● Given problem:
How many of the lines below include "процентов"? Give the number and no other words.

● Materials provided:
## START
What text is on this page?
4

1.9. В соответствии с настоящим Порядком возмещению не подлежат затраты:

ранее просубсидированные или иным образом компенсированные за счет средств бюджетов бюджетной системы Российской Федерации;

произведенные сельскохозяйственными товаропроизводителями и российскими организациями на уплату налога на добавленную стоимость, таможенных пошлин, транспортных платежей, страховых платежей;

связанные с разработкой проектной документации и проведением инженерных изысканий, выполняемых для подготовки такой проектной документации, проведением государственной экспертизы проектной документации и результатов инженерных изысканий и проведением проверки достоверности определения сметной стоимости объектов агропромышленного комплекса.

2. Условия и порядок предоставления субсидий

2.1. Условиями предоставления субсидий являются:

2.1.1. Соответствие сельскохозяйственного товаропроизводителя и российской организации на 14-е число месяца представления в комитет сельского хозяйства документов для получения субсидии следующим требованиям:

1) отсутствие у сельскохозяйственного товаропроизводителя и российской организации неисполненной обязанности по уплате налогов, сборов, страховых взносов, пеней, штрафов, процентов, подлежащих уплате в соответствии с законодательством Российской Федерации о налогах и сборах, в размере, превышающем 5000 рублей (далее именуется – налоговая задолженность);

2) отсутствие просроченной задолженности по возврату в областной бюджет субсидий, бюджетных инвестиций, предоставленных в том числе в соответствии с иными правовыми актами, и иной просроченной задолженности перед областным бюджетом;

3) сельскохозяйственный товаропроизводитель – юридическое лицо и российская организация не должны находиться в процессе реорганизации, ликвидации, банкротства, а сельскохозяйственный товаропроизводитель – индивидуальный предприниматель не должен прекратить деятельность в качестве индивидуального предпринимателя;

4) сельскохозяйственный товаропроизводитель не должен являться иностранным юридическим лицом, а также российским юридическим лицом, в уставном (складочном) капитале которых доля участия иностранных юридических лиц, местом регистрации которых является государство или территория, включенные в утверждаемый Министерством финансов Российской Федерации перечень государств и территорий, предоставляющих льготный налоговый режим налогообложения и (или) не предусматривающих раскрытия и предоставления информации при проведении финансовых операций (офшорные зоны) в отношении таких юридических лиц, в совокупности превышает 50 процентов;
## END
● Correct result:
2